§ EXERCISE BRIEF: Collect all lines from the records below that include the word "type".

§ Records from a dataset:
-*-*-
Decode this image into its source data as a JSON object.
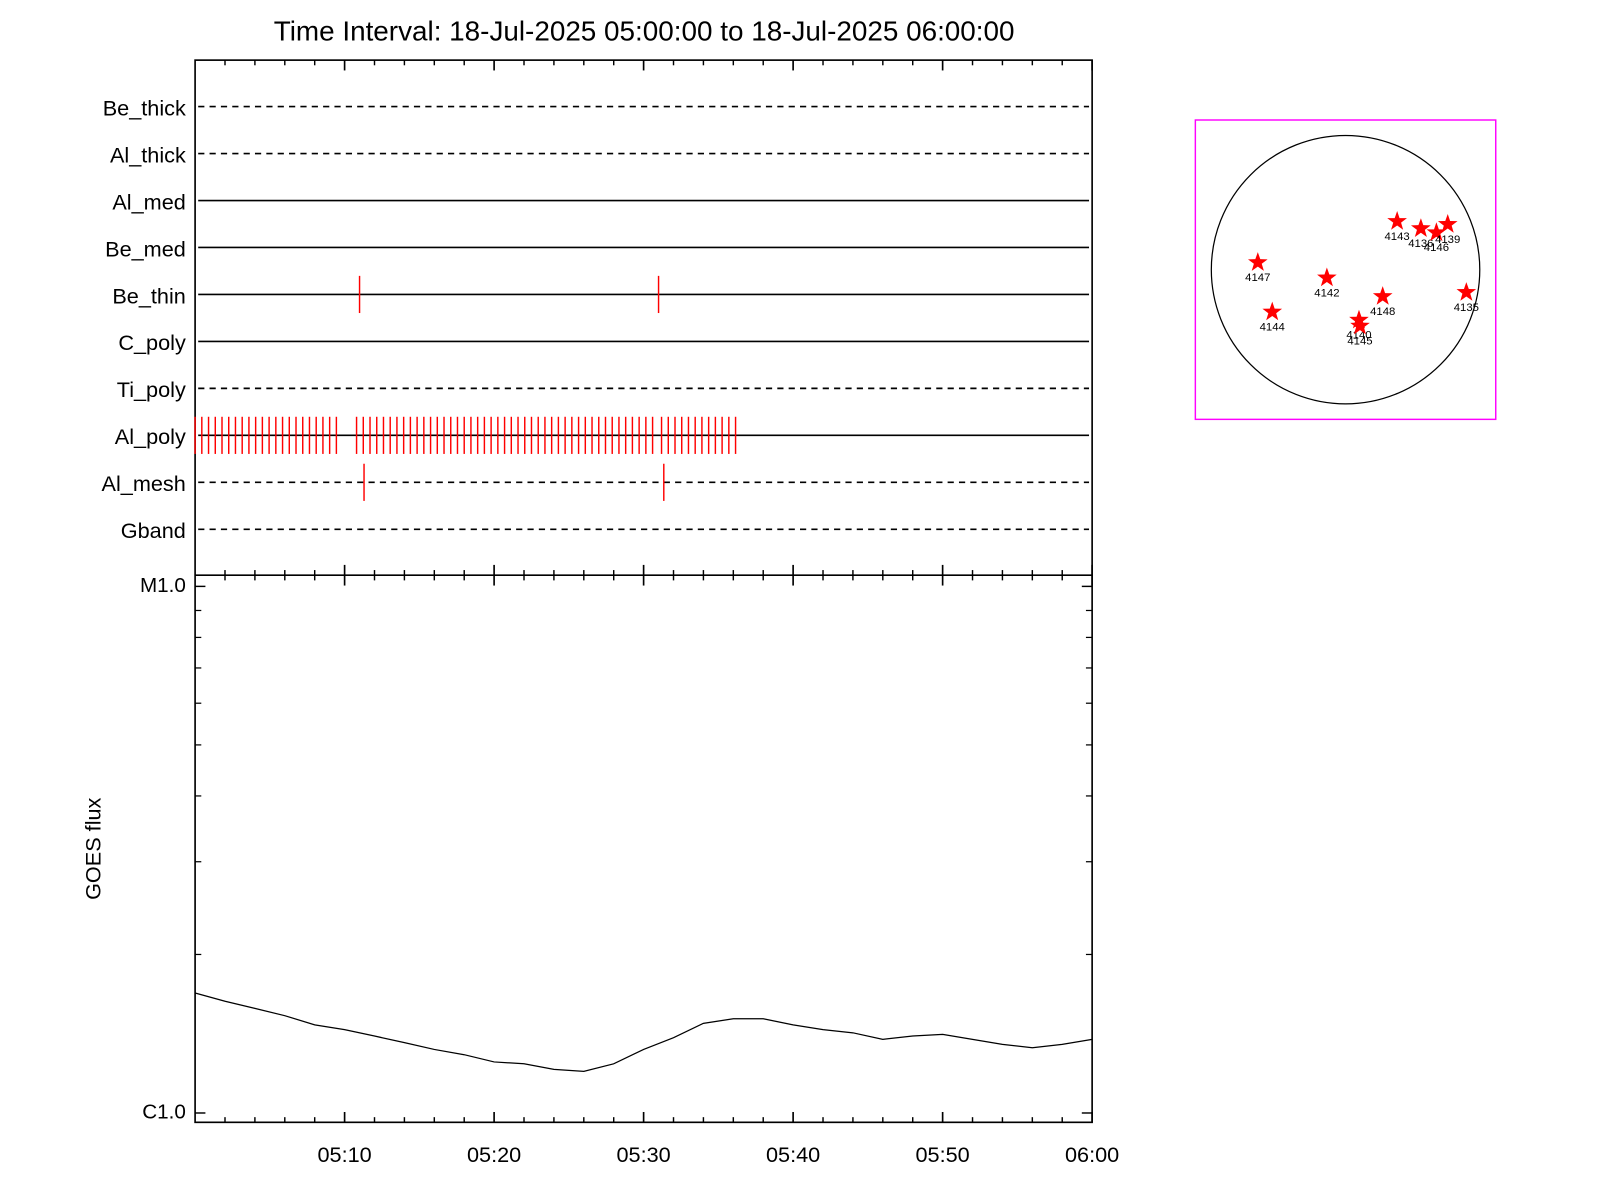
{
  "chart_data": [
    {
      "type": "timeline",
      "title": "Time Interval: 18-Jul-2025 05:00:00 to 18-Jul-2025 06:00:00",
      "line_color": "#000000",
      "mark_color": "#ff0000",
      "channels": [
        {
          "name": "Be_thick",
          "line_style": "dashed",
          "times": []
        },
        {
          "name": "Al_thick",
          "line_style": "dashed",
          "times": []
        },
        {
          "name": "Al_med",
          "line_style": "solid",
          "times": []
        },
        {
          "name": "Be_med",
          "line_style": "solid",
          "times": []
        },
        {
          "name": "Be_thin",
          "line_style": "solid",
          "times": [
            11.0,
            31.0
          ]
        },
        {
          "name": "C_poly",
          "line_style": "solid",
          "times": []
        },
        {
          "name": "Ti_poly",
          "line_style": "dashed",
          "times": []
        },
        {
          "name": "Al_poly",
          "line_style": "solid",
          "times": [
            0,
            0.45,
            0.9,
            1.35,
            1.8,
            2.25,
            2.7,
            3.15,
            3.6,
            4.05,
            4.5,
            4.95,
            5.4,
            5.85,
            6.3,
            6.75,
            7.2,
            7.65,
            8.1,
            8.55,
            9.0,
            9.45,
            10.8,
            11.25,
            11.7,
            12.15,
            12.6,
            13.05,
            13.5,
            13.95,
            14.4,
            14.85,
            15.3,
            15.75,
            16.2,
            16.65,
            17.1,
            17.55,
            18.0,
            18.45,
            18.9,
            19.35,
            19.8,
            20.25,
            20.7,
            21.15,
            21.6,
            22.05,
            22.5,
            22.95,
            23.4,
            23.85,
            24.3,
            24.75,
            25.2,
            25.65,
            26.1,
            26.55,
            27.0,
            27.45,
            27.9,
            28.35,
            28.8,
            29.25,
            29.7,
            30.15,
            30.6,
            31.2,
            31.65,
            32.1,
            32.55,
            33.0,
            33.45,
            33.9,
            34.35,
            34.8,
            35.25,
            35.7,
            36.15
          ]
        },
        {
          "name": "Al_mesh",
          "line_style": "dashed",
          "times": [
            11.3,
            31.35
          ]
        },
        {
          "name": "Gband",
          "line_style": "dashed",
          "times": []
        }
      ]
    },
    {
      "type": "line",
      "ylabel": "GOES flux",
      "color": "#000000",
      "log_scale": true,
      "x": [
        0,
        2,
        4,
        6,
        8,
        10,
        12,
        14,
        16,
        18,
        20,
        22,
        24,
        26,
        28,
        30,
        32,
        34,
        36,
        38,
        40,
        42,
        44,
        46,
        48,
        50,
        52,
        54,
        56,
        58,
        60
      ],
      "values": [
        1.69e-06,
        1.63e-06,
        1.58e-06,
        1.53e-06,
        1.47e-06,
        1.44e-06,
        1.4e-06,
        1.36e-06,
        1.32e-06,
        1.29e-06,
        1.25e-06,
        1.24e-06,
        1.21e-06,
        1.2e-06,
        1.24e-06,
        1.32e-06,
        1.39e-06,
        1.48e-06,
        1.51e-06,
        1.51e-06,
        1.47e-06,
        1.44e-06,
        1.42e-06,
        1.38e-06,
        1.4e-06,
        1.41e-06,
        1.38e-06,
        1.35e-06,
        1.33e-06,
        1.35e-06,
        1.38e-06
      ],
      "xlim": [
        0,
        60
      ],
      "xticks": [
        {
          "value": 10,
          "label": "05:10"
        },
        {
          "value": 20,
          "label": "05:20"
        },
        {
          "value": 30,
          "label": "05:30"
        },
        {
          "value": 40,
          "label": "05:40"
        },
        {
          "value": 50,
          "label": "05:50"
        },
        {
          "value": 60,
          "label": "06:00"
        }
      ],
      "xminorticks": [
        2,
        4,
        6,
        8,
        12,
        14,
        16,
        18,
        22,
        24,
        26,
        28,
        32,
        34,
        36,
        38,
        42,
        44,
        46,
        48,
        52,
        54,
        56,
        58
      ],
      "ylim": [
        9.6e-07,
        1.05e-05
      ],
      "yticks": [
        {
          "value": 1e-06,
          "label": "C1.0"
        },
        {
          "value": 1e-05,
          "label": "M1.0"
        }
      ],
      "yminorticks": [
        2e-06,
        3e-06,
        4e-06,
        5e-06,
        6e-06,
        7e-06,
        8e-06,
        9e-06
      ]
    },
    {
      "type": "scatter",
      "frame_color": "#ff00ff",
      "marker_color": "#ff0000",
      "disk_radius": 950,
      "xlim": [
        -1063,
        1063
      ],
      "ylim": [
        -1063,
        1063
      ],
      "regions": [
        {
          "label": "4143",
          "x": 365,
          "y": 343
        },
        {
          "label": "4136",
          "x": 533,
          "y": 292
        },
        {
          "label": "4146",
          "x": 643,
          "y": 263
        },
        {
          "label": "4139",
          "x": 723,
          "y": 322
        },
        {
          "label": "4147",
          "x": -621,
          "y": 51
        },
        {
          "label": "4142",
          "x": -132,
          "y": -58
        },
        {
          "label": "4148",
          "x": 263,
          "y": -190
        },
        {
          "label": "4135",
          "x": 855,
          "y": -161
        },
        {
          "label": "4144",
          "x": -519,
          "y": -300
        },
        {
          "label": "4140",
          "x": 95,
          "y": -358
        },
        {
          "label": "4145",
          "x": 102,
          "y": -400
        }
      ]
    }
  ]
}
-*-*-
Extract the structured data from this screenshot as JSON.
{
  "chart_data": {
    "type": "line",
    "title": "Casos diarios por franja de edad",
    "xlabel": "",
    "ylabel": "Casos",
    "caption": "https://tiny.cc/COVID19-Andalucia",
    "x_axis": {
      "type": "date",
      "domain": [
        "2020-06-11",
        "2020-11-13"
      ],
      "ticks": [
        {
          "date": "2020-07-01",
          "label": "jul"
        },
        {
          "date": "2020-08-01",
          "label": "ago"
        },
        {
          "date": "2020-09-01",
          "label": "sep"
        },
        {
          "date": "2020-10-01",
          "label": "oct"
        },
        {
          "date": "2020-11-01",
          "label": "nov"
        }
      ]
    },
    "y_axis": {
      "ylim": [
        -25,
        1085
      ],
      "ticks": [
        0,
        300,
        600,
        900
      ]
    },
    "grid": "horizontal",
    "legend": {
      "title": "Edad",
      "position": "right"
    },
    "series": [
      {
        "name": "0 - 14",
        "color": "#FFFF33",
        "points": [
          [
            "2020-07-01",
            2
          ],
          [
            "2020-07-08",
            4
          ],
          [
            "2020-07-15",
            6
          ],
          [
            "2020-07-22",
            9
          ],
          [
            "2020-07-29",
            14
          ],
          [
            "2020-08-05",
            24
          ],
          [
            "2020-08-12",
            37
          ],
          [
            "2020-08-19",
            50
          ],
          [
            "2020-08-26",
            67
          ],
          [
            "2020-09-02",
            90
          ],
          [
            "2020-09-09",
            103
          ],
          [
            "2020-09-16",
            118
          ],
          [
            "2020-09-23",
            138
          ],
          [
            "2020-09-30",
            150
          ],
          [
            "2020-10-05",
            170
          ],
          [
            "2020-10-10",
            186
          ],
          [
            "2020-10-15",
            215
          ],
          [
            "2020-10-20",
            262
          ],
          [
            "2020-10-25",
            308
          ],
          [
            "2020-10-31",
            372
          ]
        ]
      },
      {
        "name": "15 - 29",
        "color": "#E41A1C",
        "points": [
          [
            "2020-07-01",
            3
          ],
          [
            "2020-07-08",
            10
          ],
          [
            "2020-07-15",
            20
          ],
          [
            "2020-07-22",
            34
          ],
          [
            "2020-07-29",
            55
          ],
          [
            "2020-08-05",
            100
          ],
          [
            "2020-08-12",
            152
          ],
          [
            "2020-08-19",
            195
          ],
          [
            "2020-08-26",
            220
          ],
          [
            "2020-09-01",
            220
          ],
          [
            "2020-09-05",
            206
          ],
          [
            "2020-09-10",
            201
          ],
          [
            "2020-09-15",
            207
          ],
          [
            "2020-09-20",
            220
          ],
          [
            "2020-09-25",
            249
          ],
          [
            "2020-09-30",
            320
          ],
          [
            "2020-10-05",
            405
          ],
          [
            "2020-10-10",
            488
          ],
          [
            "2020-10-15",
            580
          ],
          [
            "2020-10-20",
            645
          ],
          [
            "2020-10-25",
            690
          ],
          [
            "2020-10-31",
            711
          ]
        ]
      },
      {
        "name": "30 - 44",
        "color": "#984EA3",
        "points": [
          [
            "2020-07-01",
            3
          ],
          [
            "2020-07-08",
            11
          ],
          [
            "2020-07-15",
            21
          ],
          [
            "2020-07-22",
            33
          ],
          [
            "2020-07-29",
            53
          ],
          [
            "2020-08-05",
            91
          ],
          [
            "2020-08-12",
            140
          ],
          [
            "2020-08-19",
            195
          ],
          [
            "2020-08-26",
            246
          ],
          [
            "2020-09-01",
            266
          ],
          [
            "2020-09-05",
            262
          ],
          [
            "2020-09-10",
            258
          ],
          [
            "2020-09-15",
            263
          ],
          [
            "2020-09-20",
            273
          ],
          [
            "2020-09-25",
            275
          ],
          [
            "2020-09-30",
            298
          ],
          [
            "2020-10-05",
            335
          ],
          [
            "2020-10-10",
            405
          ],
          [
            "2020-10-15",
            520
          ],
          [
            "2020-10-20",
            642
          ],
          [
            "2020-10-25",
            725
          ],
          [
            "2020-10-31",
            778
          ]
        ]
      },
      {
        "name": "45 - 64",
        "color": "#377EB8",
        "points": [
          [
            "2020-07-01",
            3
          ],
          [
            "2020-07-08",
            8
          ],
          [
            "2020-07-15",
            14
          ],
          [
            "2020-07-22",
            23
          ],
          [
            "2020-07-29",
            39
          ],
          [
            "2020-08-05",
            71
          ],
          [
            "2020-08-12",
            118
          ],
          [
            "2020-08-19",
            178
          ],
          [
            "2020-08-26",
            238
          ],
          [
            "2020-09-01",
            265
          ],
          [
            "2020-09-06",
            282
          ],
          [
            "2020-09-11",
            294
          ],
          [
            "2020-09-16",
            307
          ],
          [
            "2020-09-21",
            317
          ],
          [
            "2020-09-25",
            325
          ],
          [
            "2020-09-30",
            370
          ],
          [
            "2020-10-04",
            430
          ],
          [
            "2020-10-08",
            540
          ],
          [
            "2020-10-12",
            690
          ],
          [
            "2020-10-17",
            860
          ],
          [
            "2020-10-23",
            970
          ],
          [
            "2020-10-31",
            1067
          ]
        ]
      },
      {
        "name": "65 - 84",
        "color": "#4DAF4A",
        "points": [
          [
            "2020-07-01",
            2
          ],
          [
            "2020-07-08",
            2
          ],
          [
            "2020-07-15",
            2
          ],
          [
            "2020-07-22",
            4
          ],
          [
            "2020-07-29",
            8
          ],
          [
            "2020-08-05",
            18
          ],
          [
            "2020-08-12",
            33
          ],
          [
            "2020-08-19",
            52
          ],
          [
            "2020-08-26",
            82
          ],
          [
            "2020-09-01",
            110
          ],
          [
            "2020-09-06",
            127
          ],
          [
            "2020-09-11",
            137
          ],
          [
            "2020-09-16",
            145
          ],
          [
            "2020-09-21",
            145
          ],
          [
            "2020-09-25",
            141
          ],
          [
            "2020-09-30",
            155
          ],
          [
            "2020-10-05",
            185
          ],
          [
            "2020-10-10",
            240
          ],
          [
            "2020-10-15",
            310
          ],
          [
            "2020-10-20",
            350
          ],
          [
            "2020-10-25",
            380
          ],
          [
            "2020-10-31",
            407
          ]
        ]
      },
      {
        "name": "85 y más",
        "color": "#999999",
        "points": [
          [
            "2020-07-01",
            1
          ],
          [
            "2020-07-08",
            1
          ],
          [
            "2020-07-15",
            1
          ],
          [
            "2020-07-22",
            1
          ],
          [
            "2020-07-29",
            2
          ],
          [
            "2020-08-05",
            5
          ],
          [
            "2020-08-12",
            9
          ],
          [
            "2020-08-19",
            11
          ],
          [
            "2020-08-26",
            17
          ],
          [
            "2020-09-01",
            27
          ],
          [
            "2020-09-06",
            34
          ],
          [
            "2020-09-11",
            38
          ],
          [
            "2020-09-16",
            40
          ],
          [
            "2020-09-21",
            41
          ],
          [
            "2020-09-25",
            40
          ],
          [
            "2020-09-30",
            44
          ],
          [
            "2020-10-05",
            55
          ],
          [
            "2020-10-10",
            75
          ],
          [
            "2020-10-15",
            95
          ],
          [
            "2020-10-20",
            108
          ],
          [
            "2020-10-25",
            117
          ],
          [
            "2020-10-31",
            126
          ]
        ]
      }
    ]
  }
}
-*-*-
§ SOLUTION TO THE EXERCISE:
      "type": "timeline",
      "type": "line",
      "type": "scatter",
    "type": "line",
      "type": "date",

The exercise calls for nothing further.